Apply what you read >>
#1 According to the Kaplan text, in what month and year did Kaplan receive criticism for connections to extreme Islamists in Turkey?
#2 Please print the Kaplan text from "He has also" to "organization Millî Görüş.".

Supplied text >>
He has also been labeled being an Islamist by various personalities, including the previous MP, Nalin Pekgul of the Swedish Social Democratic Party.

==Resignation from office==
In April 2016 Kaplan received criticism because he had connections to extreme Islamists in Turkey. In particular he met the Swedish leader Ilhan Sentürk of the Turkish nationalist group the Grey Wolves and Barbaros Leylani, deputy chair of the National Turkish Association in Sweden, who said a few days earlier that "those Armenian dogs must die", or, that Turks must "kill the Armenian dogs," in Sergels torg, and on several occasions with people from the Islamist organization Millî Görüş.

The data >>

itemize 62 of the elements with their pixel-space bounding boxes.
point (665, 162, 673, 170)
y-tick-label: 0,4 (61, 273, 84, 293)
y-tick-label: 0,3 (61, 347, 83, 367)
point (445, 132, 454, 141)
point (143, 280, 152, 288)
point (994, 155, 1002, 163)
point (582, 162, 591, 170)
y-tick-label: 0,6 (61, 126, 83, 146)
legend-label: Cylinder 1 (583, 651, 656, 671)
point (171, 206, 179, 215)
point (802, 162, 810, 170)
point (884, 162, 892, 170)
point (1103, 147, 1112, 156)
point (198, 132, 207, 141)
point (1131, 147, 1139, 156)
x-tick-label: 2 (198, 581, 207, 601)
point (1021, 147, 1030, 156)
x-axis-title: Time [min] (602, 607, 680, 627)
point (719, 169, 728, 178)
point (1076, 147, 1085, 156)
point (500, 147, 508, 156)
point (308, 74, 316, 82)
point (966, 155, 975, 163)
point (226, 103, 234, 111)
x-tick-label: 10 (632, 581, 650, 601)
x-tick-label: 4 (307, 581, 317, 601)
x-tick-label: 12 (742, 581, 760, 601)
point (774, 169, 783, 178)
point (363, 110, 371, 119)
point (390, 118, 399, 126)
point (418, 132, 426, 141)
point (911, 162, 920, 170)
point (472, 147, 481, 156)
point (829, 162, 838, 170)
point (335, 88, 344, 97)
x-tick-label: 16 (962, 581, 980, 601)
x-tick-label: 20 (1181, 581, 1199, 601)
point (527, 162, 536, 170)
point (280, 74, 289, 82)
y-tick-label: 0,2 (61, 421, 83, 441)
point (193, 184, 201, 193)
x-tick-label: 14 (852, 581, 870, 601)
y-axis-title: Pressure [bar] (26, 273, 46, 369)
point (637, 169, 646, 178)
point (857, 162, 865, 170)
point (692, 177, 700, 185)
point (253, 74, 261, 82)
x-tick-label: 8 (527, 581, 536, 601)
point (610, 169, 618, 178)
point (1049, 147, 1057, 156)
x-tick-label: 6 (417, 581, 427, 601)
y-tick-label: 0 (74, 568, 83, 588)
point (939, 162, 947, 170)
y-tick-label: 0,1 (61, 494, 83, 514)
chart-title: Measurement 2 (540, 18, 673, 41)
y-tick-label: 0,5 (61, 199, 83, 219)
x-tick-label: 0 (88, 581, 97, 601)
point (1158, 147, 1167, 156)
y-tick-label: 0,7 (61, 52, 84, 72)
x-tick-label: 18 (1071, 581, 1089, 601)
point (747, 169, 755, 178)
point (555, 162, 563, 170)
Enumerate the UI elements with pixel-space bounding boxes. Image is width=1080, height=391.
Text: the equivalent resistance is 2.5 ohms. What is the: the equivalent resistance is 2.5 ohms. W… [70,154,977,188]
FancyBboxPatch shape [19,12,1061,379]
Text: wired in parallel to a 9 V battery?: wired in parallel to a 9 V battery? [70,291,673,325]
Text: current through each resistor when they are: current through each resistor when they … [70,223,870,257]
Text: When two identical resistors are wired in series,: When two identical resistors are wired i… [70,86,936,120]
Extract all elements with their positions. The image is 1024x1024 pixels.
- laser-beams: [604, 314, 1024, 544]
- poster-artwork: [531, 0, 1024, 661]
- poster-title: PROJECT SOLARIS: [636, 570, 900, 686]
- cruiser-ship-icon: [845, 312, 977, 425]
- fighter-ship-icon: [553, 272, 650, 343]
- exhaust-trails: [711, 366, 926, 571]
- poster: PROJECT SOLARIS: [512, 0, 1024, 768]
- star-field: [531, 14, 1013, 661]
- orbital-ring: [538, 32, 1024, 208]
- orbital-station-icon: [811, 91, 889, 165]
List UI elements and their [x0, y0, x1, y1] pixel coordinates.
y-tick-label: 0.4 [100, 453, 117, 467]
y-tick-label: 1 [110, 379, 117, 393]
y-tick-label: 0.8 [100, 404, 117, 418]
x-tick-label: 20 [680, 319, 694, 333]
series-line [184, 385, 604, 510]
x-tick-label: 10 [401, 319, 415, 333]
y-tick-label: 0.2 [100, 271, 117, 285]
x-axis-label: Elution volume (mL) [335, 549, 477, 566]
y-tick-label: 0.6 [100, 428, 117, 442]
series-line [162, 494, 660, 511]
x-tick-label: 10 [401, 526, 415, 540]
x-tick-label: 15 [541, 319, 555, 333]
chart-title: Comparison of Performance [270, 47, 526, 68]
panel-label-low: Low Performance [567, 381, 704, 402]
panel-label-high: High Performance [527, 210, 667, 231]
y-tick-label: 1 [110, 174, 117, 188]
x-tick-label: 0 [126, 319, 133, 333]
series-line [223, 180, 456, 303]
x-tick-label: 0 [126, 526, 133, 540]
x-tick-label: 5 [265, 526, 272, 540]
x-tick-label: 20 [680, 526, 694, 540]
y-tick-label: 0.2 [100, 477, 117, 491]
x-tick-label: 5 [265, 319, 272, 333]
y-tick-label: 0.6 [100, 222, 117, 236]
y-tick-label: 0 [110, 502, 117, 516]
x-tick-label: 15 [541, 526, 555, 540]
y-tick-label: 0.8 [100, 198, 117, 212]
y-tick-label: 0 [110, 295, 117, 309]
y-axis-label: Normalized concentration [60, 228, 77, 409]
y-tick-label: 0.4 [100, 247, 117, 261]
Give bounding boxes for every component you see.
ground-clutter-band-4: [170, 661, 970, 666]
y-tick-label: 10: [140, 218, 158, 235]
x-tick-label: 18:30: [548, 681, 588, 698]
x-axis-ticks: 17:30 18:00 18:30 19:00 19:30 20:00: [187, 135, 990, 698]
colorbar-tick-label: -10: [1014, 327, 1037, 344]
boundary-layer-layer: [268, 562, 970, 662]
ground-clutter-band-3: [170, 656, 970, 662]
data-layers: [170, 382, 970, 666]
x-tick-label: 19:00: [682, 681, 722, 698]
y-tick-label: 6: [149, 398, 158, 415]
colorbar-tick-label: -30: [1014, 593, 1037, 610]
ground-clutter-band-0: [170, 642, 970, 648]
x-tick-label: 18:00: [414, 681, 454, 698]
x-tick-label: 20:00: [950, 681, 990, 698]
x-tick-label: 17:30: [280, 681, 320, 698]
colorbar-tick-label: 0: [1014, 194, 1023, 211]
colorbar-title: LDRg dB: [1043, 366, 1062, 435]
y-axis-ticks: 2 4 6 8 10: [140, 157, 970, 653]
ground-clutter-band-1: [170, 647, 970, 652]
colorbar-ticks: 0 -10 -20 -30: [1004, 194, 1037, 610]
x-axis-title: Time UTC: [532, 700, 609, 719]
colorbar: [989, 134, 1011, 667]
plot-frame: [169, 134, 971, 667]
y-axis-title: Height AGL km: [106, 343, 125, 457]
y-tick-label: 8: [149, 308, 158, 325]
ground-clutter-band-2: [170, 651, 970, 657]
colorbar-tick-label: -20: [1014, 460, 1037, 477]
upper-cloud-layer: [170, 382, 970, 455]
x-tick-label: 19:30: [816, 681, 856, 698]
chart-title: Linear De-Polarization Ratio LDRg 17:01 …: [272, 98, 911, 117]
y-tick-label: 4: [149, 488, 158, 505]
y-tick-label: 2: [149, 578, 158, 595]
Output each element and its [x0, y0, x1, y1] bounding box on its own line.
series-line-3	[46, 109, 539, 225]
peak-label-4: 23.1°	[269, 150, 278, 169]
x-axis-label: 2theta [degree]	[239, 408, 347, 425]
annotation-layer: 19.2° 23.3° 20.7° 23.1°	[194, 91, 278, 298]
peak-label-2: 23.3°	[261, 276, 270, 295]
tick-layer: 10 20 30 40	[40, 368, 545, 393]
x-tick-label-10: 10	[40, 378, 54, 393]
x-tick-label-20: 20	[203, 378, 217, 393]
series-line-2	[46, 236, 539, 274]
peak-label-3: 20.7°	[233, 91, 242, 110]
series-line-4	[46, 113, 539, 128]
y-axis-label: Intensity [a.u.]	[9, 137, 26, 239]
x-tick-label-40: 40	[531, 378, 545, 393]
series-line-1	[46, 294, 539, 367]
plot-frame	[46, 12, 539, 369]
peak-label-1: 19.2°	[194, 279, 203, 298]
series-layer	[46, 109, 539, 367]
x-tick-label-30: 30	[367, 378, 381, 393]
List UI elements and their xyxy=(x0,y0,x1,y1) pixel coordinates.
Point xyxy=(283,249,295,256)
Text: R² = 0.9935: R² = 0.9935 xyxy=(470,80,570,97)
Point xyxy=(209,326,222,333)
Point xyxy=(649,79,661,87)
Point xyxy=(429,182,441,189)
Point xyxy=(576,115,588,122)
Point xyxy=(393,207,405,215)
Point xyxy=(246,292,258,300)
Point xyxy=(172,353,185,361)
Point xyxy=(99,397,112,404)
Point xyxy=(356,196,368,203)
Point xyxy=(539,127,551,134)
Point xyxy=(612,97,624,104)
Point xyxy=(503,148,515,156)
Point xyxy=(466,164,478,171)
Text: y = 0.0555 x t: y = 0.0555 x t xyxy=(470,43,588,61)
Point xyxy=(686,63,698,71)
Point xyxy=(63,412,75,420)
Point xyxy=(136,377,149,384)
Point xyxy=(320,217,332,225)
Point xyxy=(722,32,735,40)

Task-by-task results >>
#1 April 2016

#2
He has also been labeled being an Islamist by various personalities, including the previous MP, Nalin Pekgul of the Swedish Social Democratic Party.

==Resignation from office==
In April 2016 Kaplan received criticism because he had connections to extreme Islamists in Turkey. In particular he met the Swedish leader Ilhan Sentürk of the Turkish nationalist group the Grey Wolves and Barbaros Leylani, deputy chair of the National Turkish Association in Sweden, who said a few days earlier that "those Armenian dogs must die", or, that Turks must "kill the Armenian dogs," in Sergels torg, and on several occasions with people from the Islamist organization Millî Görüş.